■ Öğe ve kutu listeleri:
# # # # #

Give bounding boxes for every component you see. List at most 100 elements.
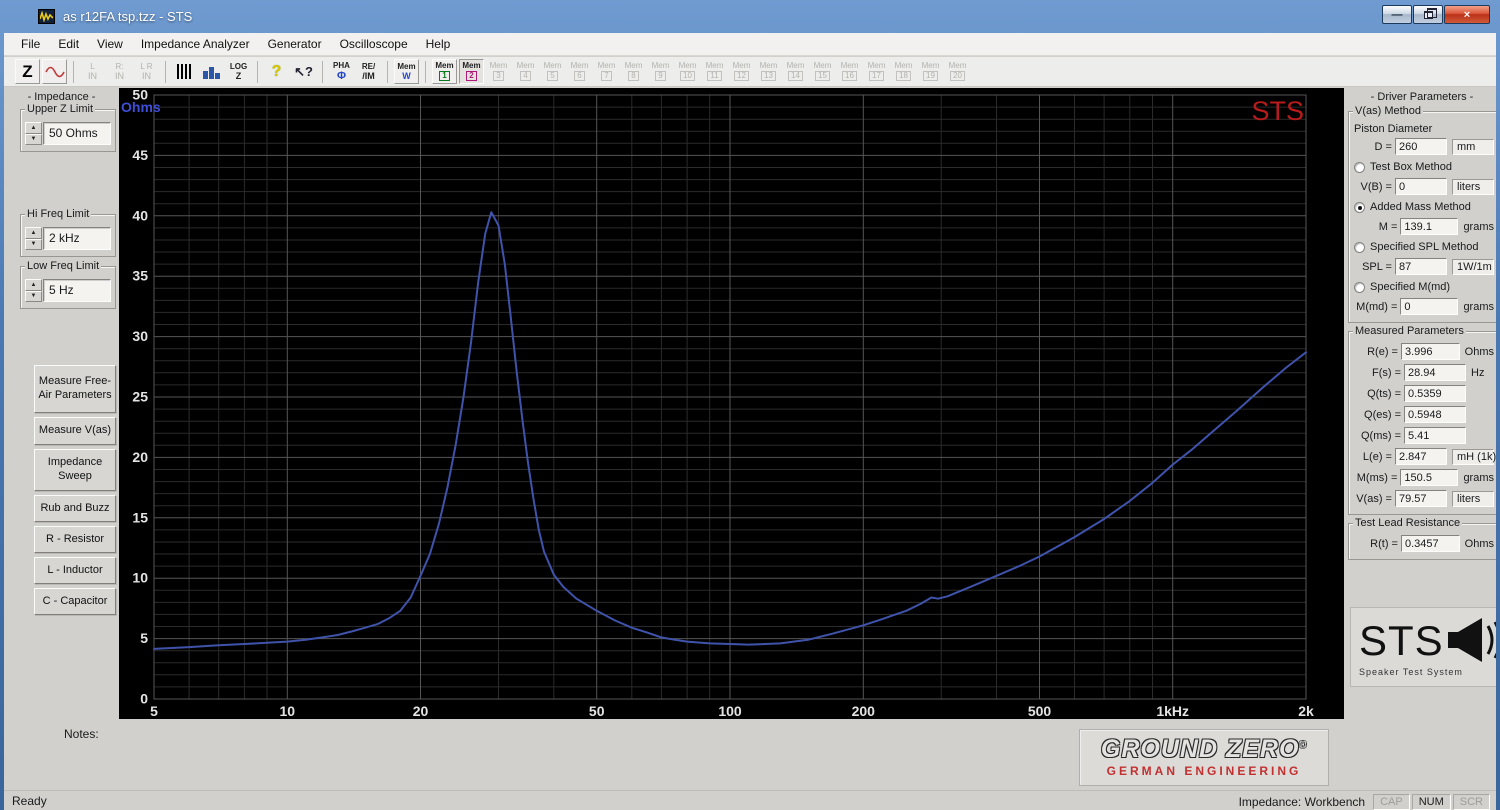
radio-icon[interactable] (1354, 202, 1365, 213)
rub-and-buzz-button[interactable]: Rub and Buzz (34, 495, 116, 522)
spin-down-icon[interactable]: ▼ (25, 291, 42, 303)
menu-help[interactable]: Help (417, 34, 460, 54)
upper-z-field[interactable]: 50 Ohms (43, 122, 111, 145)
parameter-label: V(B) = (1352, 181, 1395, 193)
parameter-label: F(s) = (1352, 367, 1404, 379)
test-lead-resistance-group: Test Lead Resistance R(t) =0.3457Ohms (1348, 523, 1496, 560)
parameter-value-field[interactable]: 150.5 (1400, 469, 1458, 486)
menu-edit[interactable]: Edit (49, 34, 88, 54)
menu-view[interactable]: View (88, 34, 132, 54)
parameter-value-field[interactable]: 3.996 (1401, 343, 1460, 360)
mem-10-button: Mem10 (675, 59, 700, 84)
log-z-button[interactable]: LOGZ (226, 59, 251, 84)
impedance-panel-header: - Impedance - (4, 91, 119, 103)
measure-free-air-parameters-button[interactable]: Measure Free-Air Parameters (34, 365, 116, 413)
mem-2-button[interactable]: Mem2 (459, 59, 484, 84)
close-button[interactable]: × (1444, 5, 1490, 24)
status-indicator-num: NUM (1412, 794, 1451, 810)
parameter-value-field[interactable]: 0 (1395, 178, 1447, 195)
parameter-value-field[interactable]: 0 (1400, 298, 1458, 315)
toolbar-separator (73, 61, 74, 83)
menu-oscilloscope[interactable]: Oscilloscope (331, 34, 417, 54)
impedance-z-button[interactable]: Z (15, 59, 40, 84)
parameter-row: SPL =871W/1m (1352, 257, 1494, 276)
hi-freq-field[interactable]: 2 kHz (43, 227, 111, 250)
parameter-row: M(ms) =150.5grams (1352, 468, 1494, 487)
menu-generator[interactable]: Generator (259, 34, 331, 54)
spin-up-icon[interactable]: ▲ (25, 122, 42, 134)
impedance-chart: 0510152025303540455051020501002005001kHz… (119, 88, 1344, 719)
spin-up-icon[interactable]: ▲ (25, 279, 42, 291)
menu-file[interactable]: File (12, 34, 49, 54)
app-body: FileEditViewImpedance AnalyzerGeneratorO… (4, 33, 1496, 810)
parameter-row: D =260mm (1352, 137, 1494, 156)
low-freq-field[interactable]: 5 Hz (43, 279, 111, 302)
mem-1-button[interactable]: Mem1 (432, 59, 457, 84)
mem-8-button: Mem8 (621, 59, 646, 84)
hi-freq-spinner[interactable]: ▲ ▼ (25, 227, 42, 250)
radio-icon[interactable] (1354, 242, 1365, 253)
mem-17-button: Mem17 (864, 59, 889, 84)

# # # # #

■ Yapılacak iş:
Yukarıdaki kayıtların hepsini satırı satırına, hiçbir değişiklik yapmadan çoğaltın. Resimleri lütfen cevabın dışında tutun.

■ Tamamlanan görev:
Give bounding boxes for every component you see. List at most 100 elements.
radio-icon[interactable] (1354, 202, 1365, 213)
rub-and-buzz-button[interactable]: Rub and Buzz (34, 495, 116, 522)
spin-down-icon[interactable]: ▼ (25, 291, 42, 303)
menu-help[interactable]: Help (417, 34, 460, 54)
upper-z-field[interactable]: 50 Ohms (43, 122, 111, 145)
parameter-label: V(B) = (1352, 181, 1395, 193)
parameter-label: F(s) = (1352, 367, 1404, 379)
test-lead-resistance-group: Test Lead Resistance R(t) =0.3457Ohms (1348, 523, 1496, 560)
parameter-value-field[interactable]: 150.5 (1400, 469, 1458, 486)
menu-edit[interactable]: Edit (49, 34, 88, 54)
menu-view[interactable]: View (88, 34, 132, 54)
parameter-value-field[interactable]: 3.996 (1401, 343, 1460, 360)
mem-10-button: Mem10 (675, 59, 700, 84)
log-z-button[interactable]: LOGZ (226, 59, 251, 84)
impedance-panel-header: - Impedance - (4, 91, 119, 103)
measure-free-air-parameters-button[interactable]: Measure Free-Air Parameters (34, 365, 116, 413)
mem-2-button[interactable]: Mem2 (459, 59, 484, 84)
close-button[interactable]: × (1444, 5, 1490, 24)
status-indicator-num: NUM (1412, 794, 1451, 810)
parameter-value-field[interactable]: 0 (1395, 178, 1447, 195)
parameter-value-field[interactable]: 0 (1400, 298, 1458, 315)
toolbar-separator (73, 61, 74, 83)
menu-oscilloscope[interactable]: Oscilloscope (331, 34, 417, 54)
impedance-z-button[interactable]: Z (15, 59, 40, 84)
parameter-row: SPL =871W/1m (1352, 257, 1494, 276)
hi-freq-field[interactable]: 2 kHz (43, 227, 111, 250)
parameter-row: M(ms) =150.5grams (1352, 468, 1494, 487)
menu-generator[interactable]: Generator (259, 34, 331, 54)
spin-up-icon[interactable]: ▲ (25, 122, 42, 134)
impedance-chart: 0510152025303540455051020501002005001kHz… (119, 88, 1344, 719)
spin-up-icon[interactable]: ▲ (25, 279, 42, 291)
menu-file[interactable]: File (12, 34, 49, 54)
app-body: FileEditViewImpedance AnalyzerGeneratorO… (4, 33, 1496, 810)
parameter-row: D =260mm (1352, 137, 1494, 156)
low-freq-field[interactable]: 5 Hz (43, 279, 111, 302)
mem-1-button[interactable]: Mem1 (432, 59, 457, 84)
mem-8-button: Mem8 (621, 59, 646, 84)
hi-freq-spinner[interactable]: ▲ ▼ (25, 227, 42, 250)
radio-icon[interactable] (1354, 242, 1365, 253)
mem-17-button: Mem17 (864, 59, 889, 84)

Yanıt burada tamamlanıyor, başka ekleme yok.